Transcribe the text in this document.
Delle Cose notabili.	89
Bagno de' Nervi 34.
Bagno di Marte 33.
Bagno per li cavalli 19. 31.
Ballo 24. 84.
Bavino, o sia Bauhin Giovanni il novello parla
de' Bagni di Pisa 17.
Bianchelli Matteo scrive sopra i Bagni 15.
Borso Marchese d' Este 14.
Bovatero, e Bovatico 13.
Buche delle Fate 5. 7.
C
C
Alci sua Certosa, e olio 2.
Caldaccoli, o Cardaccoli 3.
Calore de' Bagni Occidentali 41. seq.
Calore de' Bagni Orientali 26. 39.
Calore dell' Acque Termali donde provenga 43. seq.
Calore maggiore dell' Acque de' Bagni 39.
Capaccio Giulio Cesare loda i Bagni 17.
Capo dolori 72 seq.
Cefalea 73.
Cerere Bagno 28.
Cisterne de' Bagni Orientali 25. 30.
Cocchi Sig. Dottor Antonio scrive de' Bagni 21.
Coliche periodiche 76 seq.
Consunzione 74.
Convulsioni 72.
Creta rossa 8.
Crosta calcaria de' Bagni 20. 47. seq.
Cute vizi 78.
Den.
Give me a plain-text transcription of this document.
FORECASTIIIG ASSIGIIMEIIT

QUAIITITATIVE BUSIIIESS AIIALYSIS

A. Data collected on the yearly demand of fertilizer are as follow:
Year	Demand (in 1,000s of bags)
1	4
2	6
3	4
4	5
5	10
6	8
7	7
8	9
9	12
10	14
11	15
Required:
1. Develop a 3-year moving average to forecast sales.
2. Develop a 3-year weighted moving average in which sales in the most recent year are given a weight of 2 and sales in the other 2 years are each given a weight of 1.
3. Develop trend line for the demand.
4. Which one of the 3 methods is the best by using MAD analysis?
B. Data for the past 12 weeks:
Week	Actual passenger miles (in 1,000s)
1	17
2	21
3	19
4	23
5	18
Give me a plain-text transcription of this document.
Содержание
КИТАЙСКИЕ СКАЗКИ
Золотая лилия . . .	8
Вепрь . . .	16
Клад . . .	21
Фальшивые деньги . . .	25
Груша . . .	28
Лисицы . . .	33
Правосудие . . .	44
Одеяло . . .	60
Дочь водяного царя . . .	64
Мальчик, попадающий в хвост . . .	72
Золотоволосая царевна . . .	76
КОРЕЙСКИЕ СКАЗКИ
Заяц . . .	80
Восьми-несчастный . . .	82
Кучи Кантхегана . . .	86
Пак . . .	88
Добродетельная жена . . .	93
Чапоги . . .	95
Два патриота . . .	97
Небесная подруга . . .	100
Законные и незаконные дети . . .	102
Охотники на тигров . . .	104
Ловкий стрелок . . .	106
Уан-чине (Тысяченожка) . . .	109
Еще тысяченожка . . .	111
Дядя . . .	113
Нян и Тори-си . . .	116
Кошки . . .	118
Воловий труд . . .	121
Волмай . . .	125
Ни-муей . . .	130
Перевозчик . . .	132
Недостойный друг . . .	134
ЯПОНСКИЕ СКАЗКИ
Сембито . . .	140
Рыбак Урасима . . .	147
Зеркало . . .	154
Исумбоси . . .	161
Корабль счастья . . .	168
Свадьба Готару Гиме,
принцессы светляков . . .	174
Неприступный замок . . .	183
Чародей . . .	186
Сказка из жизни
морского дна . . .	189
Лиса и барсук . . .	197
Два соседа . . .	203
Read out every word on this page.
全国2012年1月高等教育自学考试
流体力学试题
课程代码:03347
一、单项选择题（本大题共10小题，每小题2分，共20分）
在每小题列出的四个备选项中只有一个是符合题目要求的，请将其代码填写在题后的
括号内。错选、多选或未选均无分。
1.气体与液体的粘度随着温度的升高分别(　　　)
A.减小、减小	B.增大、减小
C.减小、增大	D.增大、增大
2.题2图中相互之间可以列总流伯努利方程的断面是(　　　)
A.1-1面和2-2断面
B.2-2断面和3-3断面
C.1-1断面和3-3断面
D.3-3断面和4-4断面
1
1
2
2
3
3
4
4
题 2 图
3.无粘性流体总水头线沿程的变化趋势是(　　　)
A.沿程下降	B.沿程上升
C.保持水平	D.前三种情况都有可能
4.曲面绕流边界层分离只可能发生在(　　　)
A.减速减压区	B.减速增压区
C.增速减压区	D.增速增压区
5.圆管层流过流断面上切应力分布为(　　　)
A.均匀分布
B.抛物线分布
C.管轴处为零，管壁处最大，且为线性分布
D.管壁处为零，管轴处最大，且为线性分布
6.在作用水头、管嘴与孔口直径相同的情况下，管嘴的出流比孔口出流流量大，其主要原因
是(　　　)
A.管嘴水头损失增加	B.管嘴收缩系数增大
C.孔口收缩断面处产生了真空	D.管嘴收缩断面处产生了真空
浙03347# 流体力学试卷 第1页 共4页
★ ★ ★ ★
**WRITTEN PROBLEM:** Filter the listing for the word "Calore" and copy every line that holds it.

**EXPECTED OUTPUT:**
Calore de' Bagni Occidentali 41. seq.
Calore de' Bagni Orientali 26. 39.
Calore dell' Acque Termali donde provenga 43. seq.
Calore maggiore dell' Acque de' Bagni 39.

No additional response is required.